[Start Exercise material]

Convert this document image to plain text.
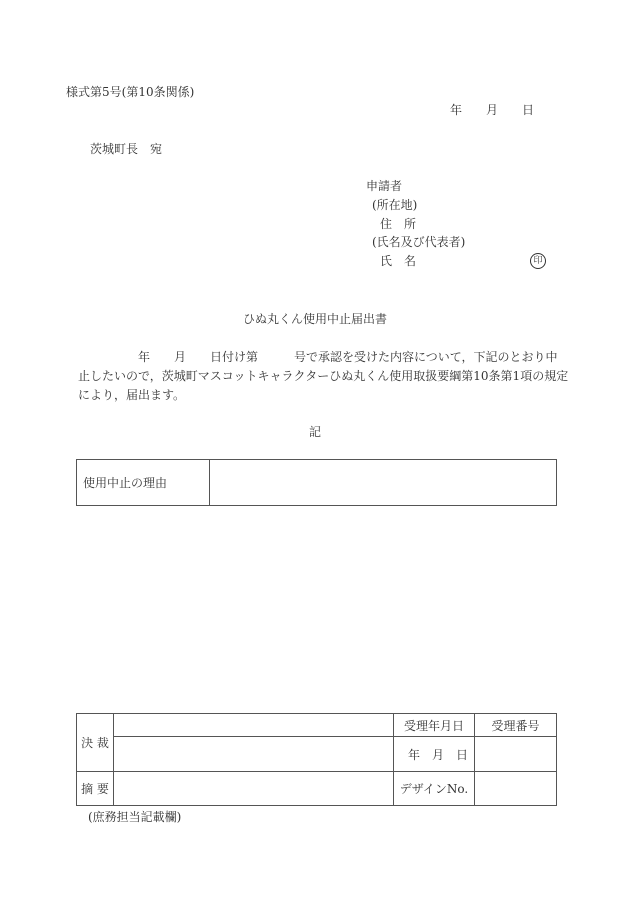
様式第5号(第10条関係)
年 月 日
茨城町長　宛
申請者
(所在地)
住　所
(氏名及び代表者)
氏　名	印
ひぬ丸くん使用中止届出書
　　　　　年　　月　　日付け第　　　号で承認を受けた内容について，下記のとおり中
止したいので，茨城町マスコットキャラクターひぬ丸くん使用取扱要綱第10条第1項の規定
により，届出ます。
記
使用中止の理由	
決 裁		受理年月日	受理番号
		年　月　日	
摘 要		デザインNo.	
(庶務担当記載欄)
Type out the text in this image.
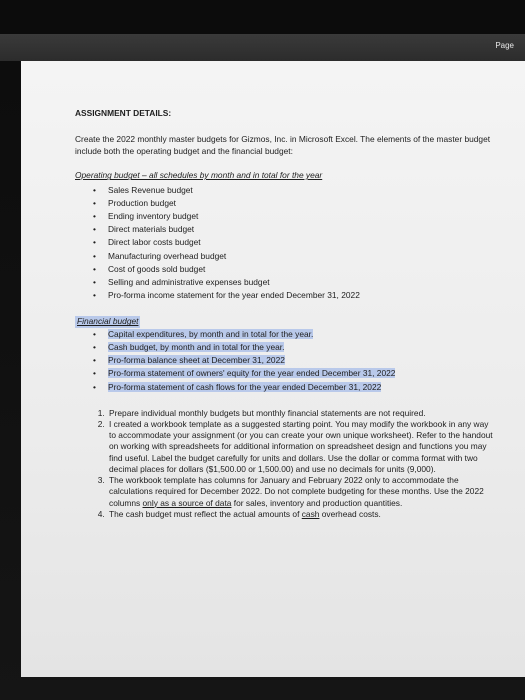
Page

ASSIGNMENT DETAILS:

Create the 2022 monthly master budgets for Gizmos, Inc. in Microsoft Excel. The elements of the master budget include both the operating budget and the financial budget:

Operating budget – all schedules by month and in total for the year

• Sales Revenue budget
• Production budget
• Ending inventory budget
• Direct materials budget
• Direct labor costs budget
• Manufacturing overhead budget
• Cost of goods sold budget
• Selling and administrative expenses budget
• Pro-forma income statement for the year ended December 31, 2022
Financial budget
• Capital expenditures, by month and in total for the year.
• Cash budget, by month and in total for the year.
• Pro-forma balance sheet at December 31, 2022
• Pro-forma statement of owners' equity for the year ended December 31, 2022
• Pro-forma statement of cash flows for the year ended December 31, 2022
1. Prepare individual monthly budgets but monthly financial statements are not required.
2. I created a workbook template as a suggested starting point. You may modify the workbook in any way to accommodate your assignment (or you can create your own unique worksheet). Refer to the handout on working with spreadsheets for additional information on spreadsheet design and functions you may find useful. Label the budget carefully for units and dollars. Use the dollar or comma format with two decimal places for dollars ($1,500.00 or 1,500.00) and use no decimals for units (9,000).
3. The workbook template has columns for January and February 2022 only to accommodate the calculations required for December 2022. Do not complete budgeting for these months. Use the 2022 columns only as a source of data for sales, inventory and production quantities.
4. The cash budget must reflect the actual amounts of cash overhead costs.
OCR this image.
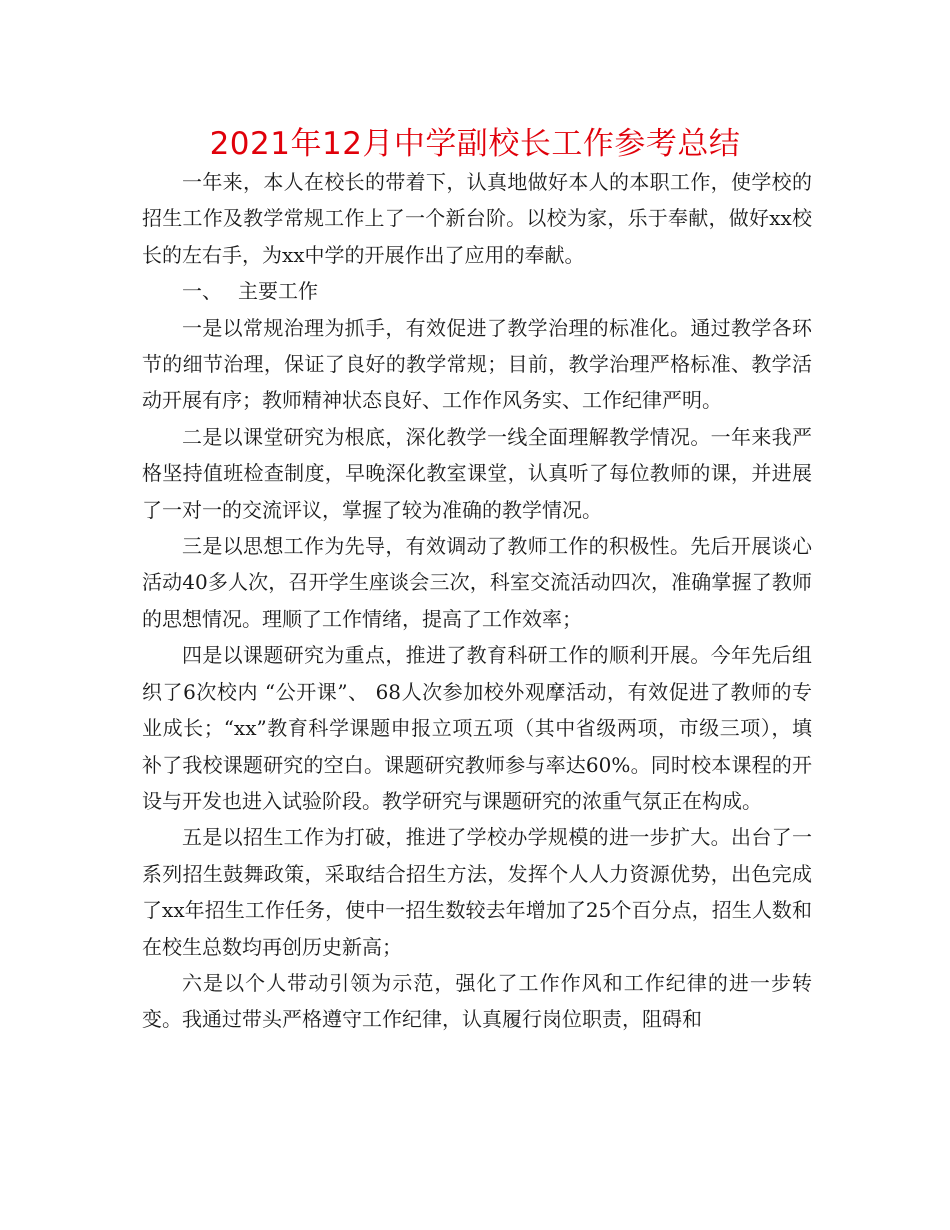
2021年12月中学副校长工作参考总结

一年来，本人在校长的带着下，认真地做好本人的本职工作，使学校的招生工作及教学常规工作上了一个新台阶。以校为家，乐于奉献，做好xx校长的左右手，为xx中学的开展作出了应用的奉献。

一、 主要工作

一是以常规治理为抓手，有效促进了教学治理的标准化。通过教学各环节的细节治理，保证了良好的教学常规；目前，教学治理严格标准、教学活动开展有序；教师精神状态良好、工作作风务实、工作纪律严明。

二是以课堂研究为根底，深化教学一线全面理解教学情况。一年来我严格坚持值班检查制度，早晚深化教室课堂，认真听了每位教师的课，并进展了一对一的交流评议，掌握了较为准确的教学情况。

三是以思想工作为先导，有效调动了教师工作的积极性。先后开展谈心活动40多人次，召开学生座谈会三次，科室交流活动四次，准确掌握了教师的思想情况。理顺了工作情绪，提高了工作效率；

四是以课题研究为重点，推进了教育科研工作的顺利开展。今年先后组织了6次校内 “公开课”、 68人次参加校外观摩活动，有效促进了教师的专业成长；“xx”教育科学课题申报立项五项（其中省级两项，市级三项），填补了我校课题研究的空白。课题研究教师参与率达60%。同时校本课程的开设与开发也进入试验阶段。教学研究与课题研究的浓重气氛正在构成。

五是以招生工作为打破，推进了学校办学规模的进一步扩大。出台了一系列招生鼓舞政策，采取结合招生方法，发挥个人人力资源优势，出色完成了xx年招生工作任务，使中一招生数较去年增加了25个百分点，招生人数和在校生总数均再创历史新高；

六是以个人带动引领为示范，强化了工作作风和工作纪律的进一步转变。我通过带头严格遵守工作纪律，认真履行岗位职责，阻碍和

[End Exercise material]

Goal => Scan the entries above. Copy each line that has the string "December".

The output =>
• Pro-forma income statement for the year ended December 31, 2022
• Pro-forma balance sheet at December 31, 2022
• Pro-forma statement of owners' equity for the year ended December 31, 2022
• Pro-forma statement of cash flows for the year ended December 31, 2022
3. The workbook template has columns for January and February 2022 only to accommodate the calculations required for December 2022. Do not complete budgeting for these months. Use the 2022 columns only as a source of data for sales, inventory and production quantities.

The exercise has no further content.